**WORK TO DO:**
Present every line in which the string "caption" appears.

** START OF PROVIDED DATA **

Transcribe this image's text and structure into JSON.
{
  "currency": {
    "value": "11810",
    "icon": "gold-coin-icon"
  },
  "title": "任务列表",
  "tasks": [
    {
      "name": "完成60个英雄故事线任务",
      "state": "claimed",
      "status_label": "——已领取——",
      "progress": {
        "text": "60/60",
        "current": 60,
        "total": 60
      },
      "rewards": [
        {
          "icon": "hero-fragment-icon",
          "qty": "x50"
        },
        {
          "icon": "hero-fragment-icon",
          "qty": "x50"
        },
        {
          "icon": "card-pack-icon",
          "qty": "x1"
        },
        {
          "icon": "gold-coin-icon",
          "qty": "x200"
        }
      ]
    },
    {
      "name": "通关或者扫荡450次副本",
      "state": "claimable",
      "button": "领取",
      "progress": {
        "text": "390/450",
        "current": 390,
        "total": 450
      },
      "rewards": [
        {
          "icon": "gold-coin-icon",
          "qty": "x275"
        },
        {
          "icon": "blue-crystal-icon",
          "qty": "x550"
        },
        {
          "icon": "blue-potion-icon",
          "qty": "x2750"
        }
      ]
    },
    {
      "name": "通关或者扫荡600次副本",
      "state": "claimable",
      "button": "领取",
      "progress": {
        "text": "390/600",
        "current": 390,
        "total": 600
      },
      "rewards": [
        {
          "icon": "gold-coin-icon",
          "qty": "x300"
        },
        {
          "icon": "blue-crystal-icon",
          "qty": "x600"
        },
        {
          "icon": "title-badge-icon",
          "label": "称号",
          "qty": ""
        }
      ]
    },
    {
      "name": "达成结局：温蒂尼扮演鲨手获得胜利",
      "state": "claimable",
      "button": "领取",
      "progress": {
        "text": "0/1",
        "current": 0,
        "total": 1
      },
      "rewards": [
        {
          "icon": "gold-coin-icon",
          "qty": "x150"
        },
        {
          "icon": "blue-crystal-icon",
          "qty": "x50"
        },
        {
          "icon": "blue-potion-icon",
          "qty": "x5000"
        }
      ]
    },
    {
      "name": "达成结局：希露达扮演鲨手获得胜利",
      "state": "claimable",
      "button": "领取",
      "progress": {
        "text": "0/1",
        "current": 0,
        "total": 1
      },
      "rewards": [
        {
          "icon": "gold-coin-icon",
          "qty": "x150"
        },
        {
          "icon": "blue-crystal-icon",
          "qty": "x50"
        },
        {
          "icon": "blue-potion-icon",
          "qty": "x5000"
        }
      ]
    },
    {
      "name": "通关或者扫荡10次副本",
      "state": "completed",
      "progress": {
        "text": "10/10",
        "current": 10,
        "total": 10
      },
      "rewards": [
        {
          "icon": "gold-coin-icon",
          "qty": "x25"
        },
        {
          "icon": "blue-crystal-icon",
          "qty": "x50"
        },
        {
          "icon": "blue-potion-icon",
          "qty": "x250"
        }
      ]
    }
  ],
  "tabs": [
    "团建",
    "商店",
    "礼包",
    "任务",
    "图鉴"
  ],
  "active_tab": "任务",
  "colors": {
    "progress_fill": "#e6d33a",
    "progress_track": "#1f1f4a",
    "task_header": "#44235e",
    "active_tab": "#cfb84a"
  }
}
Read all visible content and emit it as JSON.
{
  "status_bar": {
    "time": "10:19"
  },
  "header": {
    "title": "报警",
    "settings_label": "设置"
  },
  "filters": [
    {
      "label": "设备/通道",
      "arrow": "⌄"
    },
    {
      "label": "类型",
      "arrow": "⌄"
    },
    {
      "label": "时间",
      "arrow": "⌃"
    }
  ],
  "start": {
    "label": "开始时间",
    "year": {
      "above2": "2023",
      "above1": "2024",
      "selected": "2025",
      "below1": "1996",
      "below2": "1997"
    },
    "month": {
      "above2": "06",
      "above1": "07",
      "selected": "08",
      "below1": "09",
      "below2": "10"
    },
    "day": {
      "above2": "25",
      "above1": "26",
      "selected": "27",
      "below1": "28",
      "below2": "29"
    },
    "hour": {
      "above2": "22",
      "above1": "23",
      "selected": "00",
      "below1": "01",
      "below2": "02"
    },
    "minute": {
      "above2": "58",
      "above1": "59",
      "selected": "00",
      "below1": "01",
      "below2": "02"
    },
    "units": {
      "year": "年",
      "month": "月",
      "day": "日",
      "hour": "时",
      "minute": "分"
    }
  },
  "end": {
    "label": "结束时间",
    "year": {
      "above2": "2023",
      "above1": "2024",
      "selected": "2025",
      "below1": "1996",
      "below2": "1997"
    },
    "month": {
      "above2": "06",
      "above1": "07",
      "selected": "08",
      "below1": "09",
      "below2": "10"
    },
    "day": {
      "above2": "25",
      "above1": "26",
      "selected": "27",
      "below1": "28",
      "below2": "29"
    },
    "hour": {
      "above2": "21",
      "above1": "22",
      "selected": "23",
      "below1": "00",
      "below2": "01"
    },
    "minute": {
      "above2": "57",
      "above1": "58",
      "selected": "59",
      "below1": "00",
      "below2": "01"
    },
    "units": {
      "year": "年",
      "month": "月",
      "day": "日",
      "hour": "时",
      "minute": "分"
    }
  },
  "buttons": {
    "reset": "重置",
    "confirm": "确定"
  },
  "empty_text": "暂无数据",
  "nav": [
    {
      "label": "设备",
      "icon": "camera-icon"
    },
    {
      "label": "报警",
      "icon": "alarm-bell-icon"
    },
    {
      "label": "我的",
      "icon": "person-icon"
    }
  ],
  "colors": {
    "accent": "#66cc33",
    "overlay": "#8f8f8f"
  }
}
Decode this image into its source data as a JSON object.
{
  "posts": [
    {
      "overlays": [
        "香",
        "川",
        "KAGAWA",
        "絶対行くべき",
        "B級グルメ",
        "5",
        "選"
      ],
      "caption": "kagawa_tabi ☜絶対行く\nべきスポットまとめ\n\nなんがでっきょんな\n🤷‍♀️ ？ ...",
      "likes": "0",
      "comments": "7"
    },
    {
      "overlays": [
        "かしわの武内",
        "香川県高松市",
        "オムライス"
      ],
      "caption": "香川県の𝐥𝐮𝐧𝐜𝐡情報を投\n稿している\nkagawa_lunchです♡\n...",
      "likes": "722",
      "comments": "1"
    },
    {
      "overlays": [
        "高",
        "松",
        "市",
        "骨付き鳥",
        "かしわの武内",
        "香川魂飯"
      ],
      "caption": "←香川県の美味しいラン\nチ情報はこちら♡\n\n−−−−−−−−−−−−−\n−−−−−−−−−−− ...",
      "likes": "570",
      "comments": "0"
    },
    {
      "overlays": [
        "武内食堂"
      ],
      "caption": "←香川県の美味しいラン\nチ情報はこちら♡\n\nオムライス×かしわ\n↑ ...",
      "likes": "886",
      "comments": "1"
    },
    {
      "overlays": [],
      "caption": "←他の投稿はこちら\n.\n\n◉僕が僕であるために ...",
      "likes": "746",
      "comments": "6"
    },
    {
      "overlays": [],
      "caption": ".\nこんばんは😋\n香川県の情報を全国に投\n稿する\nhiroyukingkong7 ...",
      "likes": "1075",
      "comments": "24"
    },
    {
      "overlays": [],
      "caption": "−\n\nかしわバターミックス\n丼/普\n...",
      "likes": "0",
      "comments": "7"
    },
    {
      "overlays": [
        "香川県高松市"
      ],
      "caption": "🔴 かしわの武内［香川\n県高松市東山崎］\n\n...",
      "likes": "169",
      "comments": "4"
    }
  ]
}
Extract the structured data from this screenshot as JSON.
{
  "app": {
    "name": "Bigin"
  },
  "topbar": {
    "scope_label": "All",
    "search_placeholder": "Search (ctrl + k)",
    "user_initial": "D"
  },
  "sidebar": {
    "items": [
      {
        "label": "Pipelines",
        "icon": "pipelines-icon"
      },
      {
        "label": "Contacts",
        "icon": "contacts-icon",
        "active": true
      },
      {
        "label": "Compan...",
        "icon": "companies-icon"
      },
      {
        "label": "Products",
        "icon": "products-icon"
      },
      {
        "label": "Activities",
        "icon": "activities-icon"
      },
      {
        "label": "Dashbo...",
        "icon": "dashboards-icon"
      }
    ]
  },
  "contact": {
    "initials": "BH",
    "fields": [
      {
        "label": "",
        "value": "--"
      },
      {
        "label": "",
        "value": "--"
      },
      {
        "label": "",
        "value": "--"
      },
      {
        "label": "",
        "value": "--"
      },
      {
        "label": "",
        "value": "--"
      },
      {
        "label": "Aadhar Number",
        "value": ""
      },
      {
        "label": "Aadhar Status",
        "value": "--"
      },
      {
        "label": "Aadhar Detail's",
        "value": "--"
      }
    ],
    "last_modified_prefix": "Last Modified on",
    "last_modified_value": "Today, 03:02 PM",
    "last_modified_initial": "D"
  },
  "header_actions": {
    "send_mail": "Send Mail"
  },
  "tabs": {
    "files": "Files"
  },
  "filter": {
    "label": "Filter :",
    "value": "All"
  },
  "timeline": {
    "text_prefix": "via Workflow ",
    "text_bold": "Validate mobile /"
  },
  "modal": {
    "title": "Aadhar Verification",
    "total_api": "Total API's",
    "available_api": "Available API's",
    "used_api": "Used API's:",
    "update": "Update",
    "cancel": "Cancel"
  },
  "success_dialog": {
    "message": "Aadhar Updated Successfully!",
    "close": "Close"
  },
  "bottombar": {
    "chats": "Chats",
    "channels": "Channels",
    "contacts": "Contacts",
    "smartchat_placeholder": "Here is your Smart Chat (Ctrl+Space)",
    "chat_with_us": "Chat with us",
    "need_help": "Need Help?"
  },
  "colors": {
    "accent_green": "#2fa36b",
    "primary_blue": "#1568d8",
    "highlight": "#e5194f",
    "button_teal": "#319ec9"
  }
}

** END OF PROVIDED DATA **

**RESPONSE:**
      "caption": "kagawa_tabi ☜絶対行く\nべきスポットまとめ\n\nなんがでっきょんな\n🤷‍♀️ ？ ...",
      "caption": "香川県の𝐥𝐮𝐧𝐜𝐡情報を投\n稿している\nkagawa_lunchです♡\n...",
      "caption": "←香川県の美味しいラン\nチ情報はこちら♡\n\n−−−−−−−−−−−−−\n−−−−−−−−−−− ...",
      "caption": "←香川県の美味しいラン\nチ情報はこちら♡\n\nオムライス×かしわ\n↑ ...",
      "caption": "←他の投稿はこちら\n.\n\n◉僕が僕であるために ...",
      "caption": ".\nこんばんは😋\n香川県の情報を全国に投\n稿する\nhiroyukingkong7 ...",
      "caption": "−\n\nかしわバターミックス\n丼/普\n...",
      "caption": "🔴 かしわの武内［香川\n県高松市東山崎］\n\n...",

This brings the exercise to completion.